Copy all of the material exactly. Pictures are not to appear in the copy.
________________
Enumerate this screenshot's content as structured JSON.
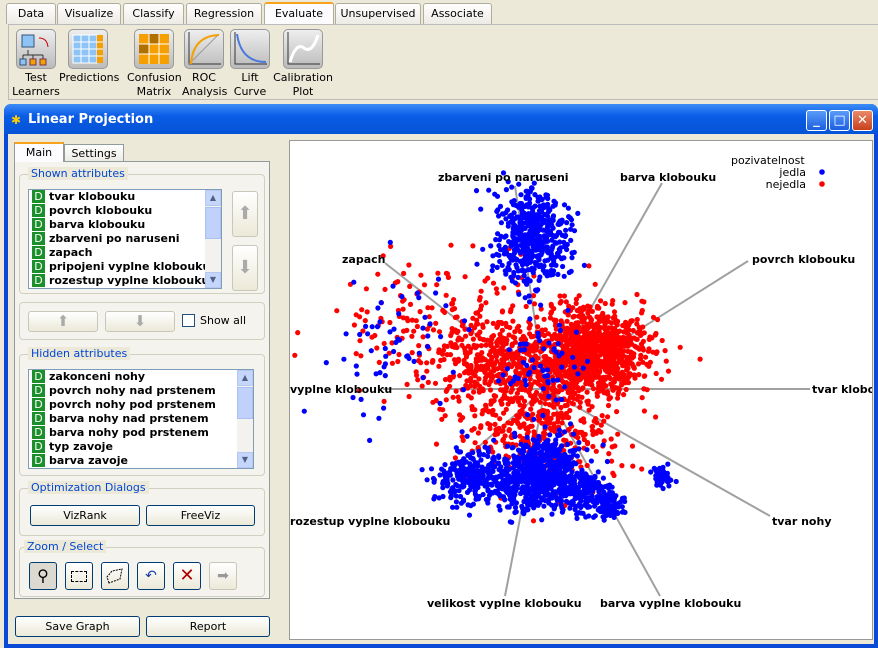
{
  "toolbox": {
    "tabs": [
      {
        "label": "Data"
      },
      {
        "label": "Visualize"
      },
      {
        "label": "Classify"
      },
      {
        "label": "Regression"
      },
      {
        "label": "Evaluate",
        "active": true
      },
      {
        "label": "Unsupervised"
      },
      {
        "label": "Associate"
      }
    ],
    "tools": [
      {
        "label1": "Test",
        "label2": "Learners",
        "icon": "test-learners-icon"
      },
      {
        "label1": "Predictions",
        "label2": "",
        "icon": "predictions-icon"
      },
      {
        "label1": "Confusion",
        "label2": "Matrix",
        "icon": "confusion-matrix-icon"
      },
      {
        "label1": "ROC",
        "label2": "Analysis",
        "icon": "roc-curve-icon"
      },
      {
        "label1": "Lift",
        "label2": "Curve",
        "icon": "lift-curve-icon"
      },
      {
        "label1": "Calibration",
        "label2": "Plot",
        "icon": "calibration-plot-icon"
      }
    ]
  },
  "window": {
    "title": "Linear Projection",
    "minimize": "_",
    "maximize": "□",
    "close": "✕"
  },
  "panel": {
    "tabs": [
      {
        "label": "Main"
      },
      {
        "label": "Settings"
      }
    ],
    "shown_label": "Shown attributes",
    "shown": [
      "tvar klobouku",
      "povrch klobouku",
      "barva klobouku",
      "zbarveni po naruseni",
      "zapach",
      "pripojeni vyplne klobouku",
      "rozestup vyplne klobouku"
    ],
    "show_all": "Show all",
    "show_all_checked": false,
    "hidden_label": "Hidden attributes",
    "hidden": [
      "zakonceni nohy",
      "povrch nohy nad prstenem",
      "povrch nohy pod prstenem",
      "barva nohy nad prstenem",
      "barva nohy pod prstenem",
      "typ zavoje",
      "barva zavoje"
    ],
    "type_badge": "D",
    "opt_label": "Optimization Dialogs",
    "vizrank": "VizRank",
    "freeviz": "FreeViz",
    "zoom_label": "Zoom / Select",
    "save_graph": "Save Graph",
    "report": "Report"
  },
  "chart_data": {
    "type": "scatter",
    "legend_title": "pozivatelnost",
    "legend_placement": "top-right",
    "classes": [
      {
        "name": "jedla",
        "color": "#0000ff"
      },
      {
        "name": "nejedla",
        "color": "#ff0000"
      }
    ],
    "anchors": [
      "tvar klobouku",
      "povrch klobouku",
      "barva klobouku",
      "zbarveni po naruseni",
      "zapach",
      "pripojeni vyplne klobouku",
      "rozestup vyplne klobouku",
      "velikost vyplne klobouku",
      "barva vyplne klobouku",
      "tvar nohy"
    ],
    "anchor_labels_shown": [
      "tvar klobo",
      "povrch klobouku",
      "barva klobouku",
      "zbarveni po naruseni",
      "zapach",
      "vyplne klobouku",
      "rozestup vyplne klobouku",
      "velikost vyplne klobouku",
      "barva vyplne klobouku",
      "tvar nohy"
    ],
    "grid": false
  }
}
________________
▶ _Answer_:
Enumerate this screenshot's content as structured JSON.
{
  "toolbox": {
    "tabs": [
      {
        "label": "Data"
      },
      {
        "label": "Visualize"
      },
      {
        "label": "Classify"
      },
      {
        "label": "Regression"
      },
      {
        "label": "Evaluate",
        "active": true
      },
      {
        "label": "Unsupervised"
      },
      {
        "label": "Associate"
      }
    ],
    "tools": [
      {
        "label1": "Test",
        "label2": "Learners",
        "icon": "test-learners-icon"
      },
      {
        "label1": "Predictions",
        "label2": "",
        "icon": "predictions-icon"
      },
      {
        "label1": "Confusion",
        "label2": "Matrix",
        "icon": "confusion-matrix-icon"
      },
      {
        "label1": "ROC",
        "label2": "Analysis",
        "icon": "roc-curve-icon"
      },
      {
        "label1": "Lift",
        "label2": "Curve",
        "icon": "lift-curve-icon"
      },
      {
        "label1": "Calibration",
        "label2": "Plot",
        "icon": "calibration-plot-icon"
      }
    ]
  },
  "window": {
    "title": "Linear Projection",
    "minimize": "_",
    "maximize": "□",
    "close": "✕"
  },
  "panel": {
    "tabs": [
      {
        "label": "Main"
      },
      {
        "label": "Settings"
      }
    ],
    "shown_label": "Shown attributes",
    "shown": [
      "tvar klobouku",
      "povrch klobouku",
      "barva klobouku",
      "zbarveni po naruseni",
      "zapach",
      "pripojeni vyplne klobouku",
      "rozestup vyplne klobouku"
    ],
    "show_all": "Show all",
    "show_all_checked": false,
    "hidden_label": "Hidden attributes",
    "hidden": [
      "zakonceni nohy",
      "povrch nohy nad prstenem",
      "povrch nohy pod prstenem",
      "barva nohy nad prstenem",
      "barva nohy pod prstenem",
      "typ zavoje",
      "barva zavoje"
    ],
    "type_badge": "D",
    "opt_label": "Optimization Dialogs",
    "vizrank": "VizRank",
    "freeviz": "FreeViz",
    "zoom_label": "Zoom / Select",
    "save_graph": "Save Graph",
    "report": "Report"
  },
  "chart_data": {
    "type": "scatter",
    "legend_title": "pozivatelnost",
    "legend_placement": "top-right",
    "classes": [
      {
        "name": "jedla",
        "color": "#0000ff"
      },
      {
        "name": "nejedla",
        "color": "#ff0000"
      }
    ],
    "anchors": [
      "tvar klobouku",
      "povrch klobouku",
      "barva klobouku",
      "zbarveni po naruseni",
      "zapach",
      "pripojeni vyplne klobouku",
      "rozestup vyplne klobouku",
      "velikost vyplne klobouku",
      "barva vyplne klobouku",
      "tvar nohy"
    ],
    "anchor_labels_shown": [
      "tvar klobo",
      "povrch klobouku",
      "barva klobouku",
      "zbarveni po naruseni",
      "zapach",
      "vyplne klobouku",
      "rozestup vyplne klobouku",
      "velikost vyplne klobouku",
      "barva vyplne klobouku",
      "tvar nohy"
    ],
    "grid": false
  }
}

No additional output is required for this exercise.